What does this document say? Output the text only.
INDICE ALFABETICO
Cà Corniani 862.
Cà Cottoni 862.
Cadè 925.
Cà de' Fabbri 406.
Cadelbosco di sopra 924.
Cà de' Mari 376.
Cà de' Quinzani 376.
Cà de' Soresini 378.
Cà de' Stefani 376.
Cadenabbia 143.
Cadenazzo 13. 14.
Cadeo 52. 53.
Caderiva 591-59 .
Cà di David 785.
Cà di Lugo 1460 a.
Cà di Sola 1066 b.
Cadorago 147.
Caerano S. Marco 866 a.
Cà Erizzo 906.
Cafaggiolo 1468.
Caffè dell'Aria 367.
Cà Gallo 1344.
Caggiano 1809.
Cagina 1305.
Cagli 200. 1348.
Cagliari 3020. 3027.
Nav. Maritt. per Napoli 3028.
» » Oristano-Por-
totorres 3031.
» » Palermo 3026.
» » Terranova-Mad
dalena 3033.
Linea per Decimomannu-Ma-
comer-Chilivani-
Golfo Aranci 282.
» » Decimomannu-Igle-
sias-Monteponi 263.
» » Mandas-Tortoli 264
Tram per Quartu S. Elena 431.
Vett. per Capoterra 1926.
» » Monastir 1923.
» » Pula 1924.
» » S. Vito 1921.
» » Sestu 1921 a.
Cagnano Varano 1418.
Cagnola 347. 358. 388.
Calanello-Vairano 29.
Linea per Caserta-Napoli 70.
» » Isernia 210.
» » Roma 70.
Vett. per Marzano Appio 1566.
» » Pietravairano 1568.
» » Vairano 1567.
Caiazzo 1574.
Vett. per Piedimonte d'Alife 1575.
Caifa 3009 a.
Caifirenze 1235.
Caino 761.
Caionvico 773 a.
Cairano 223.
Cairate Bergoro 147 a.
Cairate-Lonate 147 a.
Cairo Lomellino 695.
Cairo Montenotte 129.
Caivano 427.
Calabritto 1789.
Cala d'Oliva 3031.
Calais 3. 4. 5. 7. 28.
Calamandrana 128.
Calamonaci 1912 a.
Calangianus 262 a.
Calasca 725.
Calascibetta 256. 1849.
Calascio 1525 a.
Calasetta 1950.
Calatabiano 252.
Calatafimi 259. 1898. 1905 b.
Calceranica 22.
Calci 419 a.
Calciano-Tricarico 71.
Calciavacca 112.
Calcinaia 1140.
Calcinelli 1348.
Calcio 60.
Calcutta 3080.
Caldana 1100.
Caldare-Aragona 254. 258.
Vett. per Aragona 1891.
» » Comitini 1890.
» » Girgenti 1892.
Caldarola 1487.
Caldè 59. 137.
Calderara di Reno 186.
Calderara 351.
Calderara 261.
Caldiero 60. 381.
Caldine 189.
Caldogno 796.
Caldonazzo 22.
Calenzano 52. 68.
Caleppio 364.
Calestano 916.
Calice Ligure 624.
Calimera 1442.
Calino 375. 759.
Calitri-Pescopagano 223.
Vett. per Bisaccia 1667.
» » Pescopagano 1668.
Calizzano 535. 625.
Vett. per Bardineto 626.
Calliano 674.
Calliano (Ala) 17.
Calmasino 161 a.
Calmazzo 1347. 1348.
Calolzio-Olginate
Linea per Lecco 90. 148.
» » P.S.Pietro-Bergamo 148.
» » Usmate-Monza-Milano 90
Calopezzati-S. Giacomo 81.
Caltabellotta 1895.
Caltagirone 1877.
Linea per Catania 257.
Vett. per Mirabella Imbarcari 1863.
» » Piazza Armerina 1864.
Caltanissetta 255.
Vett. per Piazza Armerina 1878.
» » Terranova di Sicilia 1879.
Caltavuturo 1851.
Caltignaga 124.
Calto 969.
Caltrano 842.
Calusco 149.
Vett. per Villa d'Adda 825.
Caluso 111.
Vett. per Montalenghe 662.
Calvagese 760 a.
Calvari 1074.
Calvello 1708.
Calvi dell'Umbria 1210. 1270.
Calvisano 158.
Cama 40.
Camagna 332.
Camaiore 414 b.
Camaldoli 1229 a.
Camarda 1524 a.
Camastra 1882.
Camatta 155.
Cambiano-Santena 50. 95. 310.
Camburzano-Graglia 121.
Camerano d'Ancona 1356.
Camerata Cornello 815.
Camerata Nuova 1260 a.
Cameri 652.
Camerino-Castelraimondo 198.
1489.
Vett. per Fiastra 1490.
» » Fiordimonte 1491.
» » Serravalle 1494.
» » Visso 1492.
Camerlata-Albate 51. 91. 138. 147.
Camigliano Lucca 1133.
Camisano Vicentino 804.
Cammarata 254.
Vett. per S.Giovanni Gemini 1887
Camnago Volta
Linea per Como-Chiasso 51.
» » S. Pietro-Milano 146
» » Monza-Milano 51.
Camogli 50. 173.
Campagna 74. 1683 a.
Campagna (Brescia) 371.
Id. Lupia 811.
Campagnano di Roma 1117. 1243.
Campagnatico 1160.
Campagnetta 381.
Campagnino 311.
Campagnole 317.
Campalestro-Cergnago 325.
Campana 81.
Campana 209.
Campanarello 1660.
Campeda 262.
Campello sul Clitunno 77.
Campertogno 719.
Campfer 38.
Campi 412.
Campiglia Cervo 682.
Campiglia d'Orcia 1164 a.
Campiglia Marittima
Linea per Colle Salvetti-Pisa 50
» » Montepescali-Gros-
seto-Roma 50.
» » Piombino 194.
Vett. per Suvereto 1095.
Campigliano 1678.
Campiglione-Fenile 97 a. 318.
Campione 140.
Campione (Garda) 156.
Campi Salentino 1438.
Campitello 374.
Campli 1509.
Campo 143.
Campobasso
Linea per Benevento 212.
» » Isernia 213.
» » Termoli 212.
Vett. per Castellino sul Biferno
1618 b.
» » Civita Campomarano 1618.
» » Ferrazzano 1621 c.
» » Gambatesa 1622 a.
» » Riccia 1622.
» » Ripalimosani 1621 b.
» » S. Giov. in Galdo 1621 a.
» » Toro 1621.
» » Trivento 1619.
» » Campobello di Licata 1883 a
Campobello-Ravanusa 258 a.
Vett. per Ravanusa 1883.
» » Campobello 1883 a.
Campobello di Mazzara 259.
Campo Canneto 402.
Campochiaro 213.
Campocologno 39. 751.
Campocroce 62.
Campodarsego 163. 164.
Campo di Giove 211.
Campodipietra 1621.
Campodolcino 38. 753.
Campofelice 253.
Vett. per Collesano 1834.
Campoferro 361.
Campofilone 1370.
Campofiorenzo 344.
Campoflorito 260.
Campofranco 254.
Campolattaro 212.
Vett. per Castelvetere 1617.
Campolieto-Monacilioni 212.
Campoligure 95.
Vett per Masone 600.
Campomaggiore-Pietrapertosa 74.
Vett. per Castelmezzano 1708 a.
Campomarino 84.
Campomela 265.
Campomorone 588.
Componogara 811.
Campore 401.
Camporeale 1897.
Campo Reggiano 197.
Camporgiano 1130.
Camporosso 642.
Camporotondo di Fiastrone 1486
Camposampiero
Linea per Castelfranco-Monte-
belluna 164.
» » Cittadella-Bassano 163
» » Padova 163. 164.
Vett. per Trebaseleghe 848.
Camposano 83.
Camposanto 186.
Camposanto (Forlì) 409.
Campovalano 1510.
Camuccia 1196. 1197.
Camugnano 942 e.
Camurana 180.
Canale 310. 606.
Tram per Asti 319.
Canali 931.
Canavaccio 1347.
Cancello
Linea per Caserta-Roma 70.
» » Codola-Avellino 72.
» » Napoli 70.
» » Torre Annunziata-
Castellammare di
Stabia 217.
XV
• • •
◆ WHAT IS ASKED: Write each line above out exactly.

◆ THE COMPLETED TASK:
What does this document say? Output the text only.
INDICE ALFABETICO
Cà Corniani 862.
Cà Cottoni 862.
Cadè 925.
Cà de' Fabbri 406.
Cadelbosco di sopra 924.
Cà de' Mari 376.
Cà de' Quinzani 376.
Cà de' Soresini 378.
Cà de' Stefani 376.
Cadenabbia 143.
Cadenazzo 13. 14.
Cadeo 52. 53.
Caderiva 591-59 .
Cà di David 785.
Cà di Lugo 1460 a.
Cà di Sola 1066 b.
Cadorago 147.
Caerano S. Marco 866 a.
Cà Erizzo 906.
Cafaggiolo 1468.
Caffè dell'Aria 367.
Cà Gallo 1344.
Caggiano 1809.
Cagina 1305.
Cagli 200. 1348.
Cagliari 3020. 3027.
Nav. Maritt. per Napoli 3028.
» » Oristano-Por-
totorres 3031.
» » Palermo 3026.
» » Terranova-Mad
dalena 3033.
Linea per Decimomannu-Ma-
comer-Chilivani-
Golfo Aranci 282.
» » Decimomannu-Igle-
sias-Monteponi 263.
» » Mandas-Tortoli 264
Tram per Quartu S. Elena 431.
Vett. per Capoterra 1926.
» » Monastir 1923.
» » Pula 1924.
» » S. Vito 1921.
» » Sestu 1921 a.
Cagnano Varano 1418.
Cagnola 347. 358. 388.
Calanello-Vairano 29.
Linea per Caserta-Napoli 70.
» » Isernia 210.
» » Roma 70.
Vett. per Marzano Appio 1566.
» » Pietravairano 1568.
» » Vairano 1567.
Caiazzo 1574.
Vett. per Piedimonte d'Alife 1575.
Caifa 3009 a.
Caifirenze 1235.
Caino 761.
Caionvico 773 a.
Cairano 223.
Cairate Bergoro 147 a.
Cairate-Lonate 147 a.
Cairo Lomellino 695.
Cairo Montenotte 129.
Caivano 427.
Calabritto 1789.
Cala d'Oliva 3031.
Calais 3. 4. 5. 7. 28.
Calamandrana 128.
Calamonaci 1912 a.
Calangianus 262 a.
Calasca 725.
Calascibetta 256. 1849.
Calascio 1525 a.
Calasetta 1950.
Calatabiano 252.
Calatafimi 259. 1898. 1905 b.
Calceranica 22.
Calci 419 a.
Calciano-Tricarico 71.
Calciavacca 112.
Calcinaia 1140.
Calcinelli 1348.
Calcio 60.
Calcutta 3080.
Caldana 1100.
Caldare-Aragona 254. 258.
Vett. per Aragona 1891.
» » Comitini 1890.
» » Girgenti 1892.
Caldarola 1487.
Caldè 59. 137.
Calderara di Reno 186.
Calderara 351.
Calderara 261.
Caldiero 60. 381.
Caldine 189.
Caldogno 796.
Caldonazzo 22.
Calenzano 52. 68.
Caleppio 364.
Calestano 916.
Calice Ligure 624.
Calimera 1442.
Calino 375. 759.
Calitri-Pescopagano 223.
Vett. per Bisaccia 1667.
» » Pescopagano 1668.
Calizzano 535. 625.
Vett. per Bardineto 626.
Calliano 674.
Calliano (Ala) 17.
Calmasino 161 a.
Calmazzo 1347. 1348.
Calolzio-Olginate
Linea per Lecco 90. 148.
» » P.S.Pietro-Bergamo 148.
» » Usmate-Monza-Milano 90
Calopezzati-S. Giacomo 81.
Caltabellotta 1895.
Caltagirone 1877.
Linea per Catania 257.
Vett. per Mirabella Imbarcari 1863.
» » Piazza Armerina 1864.
Caltanissetta 255.
Vett. per Piazza Armerina 1878.
» » Terranova di Sicilia 1879.
Caltavuturo 1851.
Caltignaga 124.
Calto 969.
Caltrano 842.
Calusco 149.
Vett. per Villa d'Adda 825.
Caluso 111.
Vett. per Montalenghe 662.
Calvagese 760 a.
Calvari 1074.
Calvello 1708.
Calvi dell'Umbria 1210. 1270.
Calvisano 158.
Cama 40.
Camagna 332.
Camaiore 414 b.
Camaldoli 1229 a.
Camarda 1524 a.
Camastra 1882.
Camatta 155.
Cambiano-Santena 50. 95. 310.
Camburzano-Graglia 121.
Camerano d'Ancona 1356.
Camerata Cornello 815.
Camerata Nuova 1260 a.
Cameri 652.
Camerino-Castelraimondo 198.
1489.
Vett. per Fiastra 1490.
» » Fiordimonte 1491.
» » Serravalle 1494.
» » Visso 1492.
Camerlata-Albate 51. 91. 138. 147.
Camigliano Lucca 1133.
Camisano Vicentino 804.
Cammarata 254.
Vett. per S.Giovanni Gemini 1887
Camnago Volta
Linea per Como-Chiasso 51.
» » S. Pietro-Milano 146
» » Monza-Milano 51.
Camogli 50. 173.
Campagna 74. 1683 a.
Campagna (Brescia) 371.
Id. Lupia 811.
Campagnano di Roma 1117. 1243.
Campagnatico 1160.
Campagnetta 381.
Campagnino 311.
Campagnole 317.
Campalestro-Cergnago 325.
Campana 81.
Campana 209.
Campanarello 1660.
Campeda 262.
Campello sul Clitunno 77.
Campertogno 719.
Campfer 38.
Campi 412.
Campiglia Cervo 682.
Campiglia d'Orcia 1164 a.
Campiglia Marittima
Linea per Colle Salvetti-Pisa 50
» » Montepescali-Gros-
seto-Roma 50.
» » Piombino 194.
Vett. per Suvereto 1095.
Campigliano 1678.
Campiglione-Fenile 97 a. 318.
Campione 140.
Campione (Garda) 156.
Campi Salentino 1438.
Campitello 374.
Campli 1509.
Campo 143.
Campobasso
Linea per Benevento 212.
» » Isernia 213.
» » Termoli 212.
Vett. per Castellino sul Biferno
1618 b.
» » Civita Campomarano 1618.
» » Ferrazzano 1621 c.
» » Gambatesa 1622 a.
» » Riccia 1622.
» » Ripalimosani 1621 b.
» » S. Giov. in Galdo 1621 a.
» » Toro 1621.
» » Trivento 1619.
» » Campobello di Licata 1883 a
Campobello-Ravanusa 258 a.
Vett. per Ravanusa 1883.
» » Campobello 1883 a.
Campobello di Mazzara 259.
Campo Canneto 402.
Campochiaro 213.
Campocologno 39. 751.
Campocroce 62.
Campodarsego 163. 164.
Campo di Giove 211.
Campodipietra 1621.
Campodolcino 38. 753.
Campofelice 253.
Vett. per Collesano 1834.
Campoferro 361.
Campofilone 1370.
Campofiorenzo 344.
Campoflorito 260.
Campofranco 254.
Campolattaro 212.
Vett. per Castelvetere 1617.
Campolieto-Monacilioni 212.
Campoligure 95.
Vett per Masone 600.
Campomaggiore-Pietrapertosa 74.
Vett. per Castelmezzano 1708 a.
Campomarino 84.
Campomela 265.
Campomorone 588.
Componogara 811.
Campore 401.
Camporeale 1897.
Campo Reggiano 197.
Camporgiano 1130.
Camporosso 642.
Camporotondo di Fiastrone 1486
Camposampiero
Linea per Castelfranco-Monte-
belluna 164.
» » Cittadella-Bassano 163
» » Padova 163. 164.
Vett. per Trebaseleghe 848.
Camposano 83.
Camposanto 186.
Camposanto (Forlì) 409.
Campovalano 1510.
Camuccia 1196. 1197.
Camugnano 942 e.
Camurana 180.
Canale 310. 606.
Tram per Asti 319.
Canali 931.
Canavaccio 1347.
Cancello
Linea per Caserta-Roma 70.
» » Codola-Avellino 72.
» » Napoli 70.
» » Torre Annunziata-
Castellammare di
Stabia 217.
XV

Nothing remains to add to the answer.